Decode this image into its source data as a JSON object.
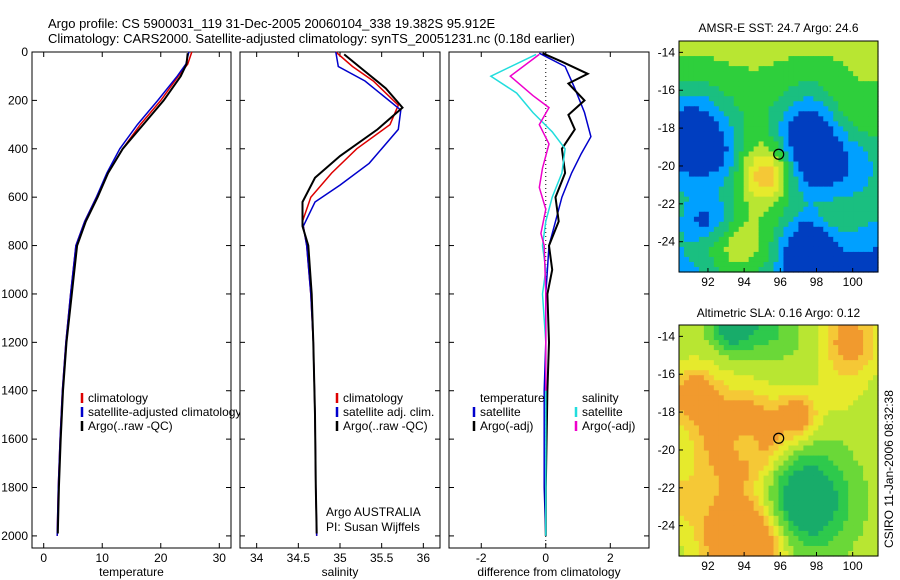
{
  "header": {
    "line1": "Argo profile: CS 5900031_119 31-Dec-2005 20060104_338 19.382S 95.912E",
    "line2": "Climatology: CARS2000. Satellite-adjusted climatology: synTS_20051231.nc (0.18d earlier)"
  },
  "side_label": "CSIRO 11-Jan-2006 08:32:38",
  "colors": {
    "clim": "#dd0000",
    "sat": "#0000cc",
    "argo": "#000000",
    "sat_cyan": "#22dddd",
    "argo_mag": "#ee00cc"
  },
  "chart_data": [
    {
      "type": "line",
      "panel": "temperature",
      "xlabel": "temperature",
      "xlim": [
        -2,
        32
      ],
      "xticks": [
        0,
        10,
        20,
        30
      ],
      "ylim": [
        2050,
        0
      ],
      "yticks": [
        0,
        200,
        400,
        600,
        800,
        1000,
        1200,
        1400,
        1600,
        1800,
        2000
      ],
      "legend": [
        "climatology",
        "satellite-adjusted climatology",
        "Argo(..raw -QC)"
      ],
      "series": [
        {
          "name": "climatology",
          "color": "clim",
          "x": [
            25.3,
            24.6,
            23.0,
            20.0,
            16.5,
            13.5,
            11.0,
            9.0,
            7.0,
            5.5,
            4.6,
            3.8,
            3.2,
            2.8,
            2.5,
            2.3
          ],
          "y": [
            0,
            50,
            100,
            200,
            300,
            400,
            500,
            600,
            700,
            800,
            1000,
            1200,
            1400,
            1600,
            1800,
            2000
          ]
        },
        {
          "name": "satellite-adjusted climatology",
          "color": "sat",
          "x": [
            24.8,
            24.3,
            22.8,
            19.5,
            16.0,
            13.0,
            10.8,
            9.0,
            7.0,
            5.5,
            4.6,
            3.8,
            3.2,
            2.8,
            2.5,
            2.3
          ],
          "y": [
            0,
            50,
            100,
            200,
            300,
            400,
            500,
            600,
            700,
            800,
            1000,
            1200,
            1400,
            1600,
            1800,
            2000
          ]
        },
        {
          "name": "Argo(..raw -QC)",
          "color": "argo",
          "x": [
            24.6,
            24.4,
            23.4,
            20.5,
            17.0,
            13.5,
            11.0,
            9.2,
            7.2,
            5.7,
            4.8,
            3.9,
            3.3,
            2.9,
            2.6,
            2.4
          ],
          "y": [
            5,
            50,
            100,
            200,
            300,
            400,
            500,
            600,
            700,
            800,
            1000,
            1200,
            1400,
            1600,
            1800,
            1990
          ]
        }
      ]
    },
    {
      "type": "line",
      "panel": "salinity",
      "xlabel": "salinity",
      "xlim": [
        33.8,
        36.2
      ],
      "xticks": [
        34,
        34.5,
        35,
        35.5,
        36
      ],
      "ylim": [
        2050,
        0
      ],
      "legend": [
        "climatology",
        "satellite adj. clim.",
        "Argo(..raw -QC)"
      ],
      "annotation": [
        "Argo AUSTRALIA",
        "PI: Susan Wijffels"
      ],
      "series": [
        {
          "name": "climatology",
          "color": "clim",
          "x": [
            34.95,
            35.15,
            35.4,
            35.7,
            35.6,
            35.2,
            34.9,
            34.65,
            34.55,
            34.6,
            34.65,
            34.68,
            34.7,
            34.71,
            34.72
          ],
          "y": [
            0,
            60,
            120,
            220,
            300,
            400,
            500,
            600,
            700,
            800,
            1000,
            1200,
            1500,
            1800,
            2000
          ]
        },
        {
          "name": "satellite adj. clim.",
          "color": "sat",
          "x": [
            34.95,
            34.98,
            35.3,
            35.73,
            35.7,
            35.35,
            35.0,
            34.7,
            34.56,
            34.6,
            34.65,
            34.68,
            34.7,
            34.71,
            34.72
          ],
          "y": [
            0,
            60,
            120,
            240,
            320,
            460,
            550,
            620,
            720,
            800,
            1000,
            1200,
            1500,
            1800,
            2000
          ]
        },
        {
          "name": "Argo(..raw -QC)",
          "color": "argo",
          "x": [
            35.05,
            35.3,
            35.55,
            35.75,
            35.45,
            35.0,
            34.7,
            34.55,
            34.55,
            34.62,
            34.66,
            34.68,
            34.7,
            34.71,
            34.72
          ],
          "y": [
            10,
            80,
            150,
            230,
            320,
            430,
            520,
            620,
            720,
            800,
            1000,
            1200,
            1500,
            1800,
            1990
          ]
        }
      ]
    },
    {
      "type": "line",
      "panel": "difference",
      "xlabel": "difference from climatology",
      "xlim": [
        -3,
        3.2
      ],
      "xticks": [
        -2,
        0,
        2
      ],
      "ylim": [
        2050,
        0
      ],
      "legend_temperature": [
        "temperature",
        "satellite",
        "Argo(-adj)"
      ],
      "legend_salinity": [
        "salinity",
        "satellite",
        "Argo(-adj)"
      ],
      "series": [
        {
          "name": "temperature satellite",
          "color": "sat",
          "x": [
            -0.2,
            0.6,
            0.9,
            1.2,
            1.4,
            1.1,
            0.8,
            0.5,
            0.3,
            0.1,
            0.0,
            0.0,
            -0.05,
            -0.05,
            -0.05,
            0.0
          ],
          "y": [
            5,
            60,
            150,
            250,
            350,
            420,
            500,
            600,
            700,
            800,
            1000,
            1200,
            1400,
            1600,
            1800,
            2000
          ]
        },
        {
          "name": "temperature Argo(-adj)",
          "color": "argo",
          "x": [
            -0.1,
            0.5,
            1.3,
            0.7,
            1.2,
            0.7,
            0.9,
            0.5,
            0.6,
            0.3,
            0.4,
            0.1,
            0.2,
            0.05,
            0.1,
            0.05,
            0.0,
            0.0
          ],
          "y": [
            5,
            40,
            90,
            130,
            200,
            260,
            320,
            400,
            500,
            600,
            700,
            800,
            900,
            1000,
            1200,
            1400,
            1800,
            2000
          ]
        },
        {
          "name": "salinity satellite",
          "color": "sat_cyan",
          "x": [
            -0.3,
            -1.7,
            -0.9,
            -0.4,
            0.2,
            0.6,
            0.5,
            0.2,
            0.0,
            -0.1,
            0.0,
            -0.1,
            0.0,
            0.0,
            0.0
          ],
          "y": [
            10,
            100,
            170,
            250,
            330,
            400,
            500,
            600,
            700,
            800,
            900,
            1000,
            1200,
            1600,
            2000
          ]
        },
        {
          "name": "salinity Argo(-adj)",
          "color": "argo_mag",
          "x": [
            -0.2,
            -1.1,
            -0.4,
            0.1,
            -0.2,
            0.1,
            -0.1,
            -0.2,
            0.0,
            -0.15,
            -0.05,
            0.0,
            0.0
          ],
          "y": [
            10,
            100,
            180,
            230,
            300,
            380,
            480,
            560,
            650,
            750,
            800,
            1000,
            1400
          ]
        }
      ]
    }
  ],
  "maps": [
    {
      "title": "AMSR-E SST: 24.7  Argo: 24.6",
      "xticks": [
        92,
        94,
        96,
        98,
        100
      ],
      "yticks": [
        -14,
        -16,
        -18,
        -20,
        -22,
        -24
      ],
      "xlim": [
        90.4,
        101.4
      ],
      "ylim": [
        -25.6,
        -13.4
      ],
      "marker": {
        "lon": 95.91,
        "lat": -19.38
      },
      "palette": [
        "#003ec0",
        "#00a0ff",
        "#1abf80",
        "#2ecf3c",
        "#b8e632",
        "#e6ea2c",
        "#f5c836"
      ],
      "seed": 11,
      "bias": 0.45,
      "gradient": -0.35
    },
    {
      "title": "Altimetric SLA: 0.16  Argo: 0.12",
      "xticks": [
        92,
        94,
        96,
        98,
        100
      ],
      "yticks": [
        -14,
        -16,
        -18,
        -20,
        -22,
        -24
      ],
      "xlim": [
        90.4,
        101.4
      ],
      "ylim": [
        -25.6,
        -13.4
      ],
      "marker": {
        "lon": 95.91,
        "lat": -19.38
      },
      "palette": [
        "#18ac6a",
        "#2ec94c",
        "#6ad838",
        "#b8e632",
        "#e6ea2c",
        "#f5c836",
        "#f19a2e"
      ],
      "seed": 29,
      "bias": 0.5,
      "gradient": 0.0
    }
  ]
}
* * *
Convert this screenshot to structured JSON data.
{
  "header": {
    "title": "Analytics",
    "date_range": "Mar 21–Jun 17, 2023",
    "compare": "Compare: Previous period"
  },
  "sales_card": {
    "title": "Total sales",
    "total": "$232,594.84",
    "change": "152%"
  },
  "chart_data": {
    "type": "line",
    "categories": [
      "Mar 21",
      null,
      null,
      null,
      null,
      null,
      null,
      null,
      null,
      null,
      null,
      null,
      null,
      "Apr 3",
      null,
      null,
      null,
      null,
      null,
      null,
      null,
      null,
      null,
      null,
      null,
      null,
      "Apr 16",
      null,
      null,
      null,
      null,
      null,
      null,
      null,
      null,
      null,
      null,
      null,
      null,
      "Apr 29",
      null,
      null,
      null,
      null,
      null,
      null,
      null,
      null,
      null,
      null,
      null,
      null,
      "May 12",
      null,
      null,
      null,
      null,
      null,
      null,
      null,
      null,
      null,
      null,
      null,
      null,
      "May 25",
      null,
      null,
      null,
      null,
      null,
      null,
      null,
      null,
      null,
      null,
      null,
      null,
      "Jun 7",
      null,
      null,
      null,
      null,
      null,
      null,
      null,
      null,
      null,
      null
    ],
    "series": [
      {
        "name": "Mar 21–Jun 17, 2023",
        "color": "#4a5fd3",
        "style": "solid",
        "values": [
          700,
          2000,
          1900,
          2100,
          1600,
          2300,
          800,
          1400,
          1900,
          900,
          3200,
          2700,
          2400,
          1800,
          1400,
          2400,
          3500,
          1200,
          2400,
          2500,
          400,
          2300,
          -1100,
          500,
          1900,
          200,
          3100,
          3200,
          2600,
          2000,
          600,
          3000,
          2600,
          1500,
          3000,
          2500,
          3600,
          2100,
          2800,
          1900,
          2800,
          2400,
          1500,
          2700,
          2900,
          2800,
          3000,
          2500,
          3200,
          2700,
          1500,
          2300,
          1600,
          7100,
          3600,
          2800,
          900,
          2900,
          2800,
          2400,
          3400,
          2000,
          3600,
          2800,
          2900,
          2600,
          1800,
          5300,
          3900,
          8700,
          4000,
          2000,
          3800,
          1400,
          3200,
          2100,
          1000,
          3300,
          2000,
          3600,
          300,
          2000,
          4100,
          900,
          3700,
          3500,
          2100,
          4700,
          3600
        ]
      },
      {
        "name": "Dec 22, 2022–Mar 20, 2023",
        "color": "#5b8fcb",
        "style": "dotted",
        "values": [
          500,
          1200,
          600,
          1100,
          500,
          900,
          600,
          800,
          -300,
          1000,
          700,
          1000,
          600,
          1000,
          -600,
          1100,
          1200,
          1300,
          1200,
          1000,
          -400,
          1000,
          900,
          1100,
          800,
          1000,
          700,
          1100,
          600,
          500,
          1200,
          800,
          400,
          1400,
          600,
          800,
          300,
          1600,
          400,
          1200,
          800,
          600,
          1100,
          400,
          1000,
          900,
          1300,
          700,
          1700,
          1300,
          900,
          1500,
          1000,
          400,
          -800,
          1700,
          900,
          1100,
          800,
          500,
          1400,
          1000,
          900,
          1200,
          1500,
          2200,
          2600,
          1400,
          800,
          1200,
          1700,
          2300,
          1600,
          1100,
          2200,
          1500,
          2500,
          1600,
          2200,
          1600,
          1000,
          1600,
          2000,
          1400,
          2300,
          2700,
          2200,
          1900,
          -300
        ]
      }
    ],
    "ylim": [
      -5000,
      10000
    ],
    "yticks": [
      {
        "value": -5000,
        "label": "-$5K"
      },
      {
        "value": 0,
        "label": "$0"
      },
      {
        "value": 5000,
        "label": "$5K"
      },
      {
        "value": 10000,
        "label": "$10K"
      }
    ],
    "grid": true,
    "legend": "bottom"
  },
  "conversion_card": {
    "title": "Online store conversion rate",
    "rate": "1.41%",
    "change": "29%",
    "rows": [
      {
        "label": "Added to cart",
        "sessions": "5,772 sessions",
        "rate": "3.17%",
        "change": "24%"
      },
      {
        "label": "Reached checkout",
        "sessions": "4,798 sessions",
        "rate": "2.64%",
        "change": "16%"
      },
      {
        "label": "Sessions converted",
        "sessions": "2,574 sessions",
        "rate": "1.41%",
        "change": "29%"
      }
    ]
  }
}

§ What needs to be done: Find the word "adjusted" in the data and show each line that holds it.

§ Expected answer:
    "line2": "Climatology: CARS2000. Satellite-adjusted climatology: synTS_20051231.nc (0.18d earlier)"
        "satellite-adjusted climatology",
          "name": "satellite-adjusted climatology",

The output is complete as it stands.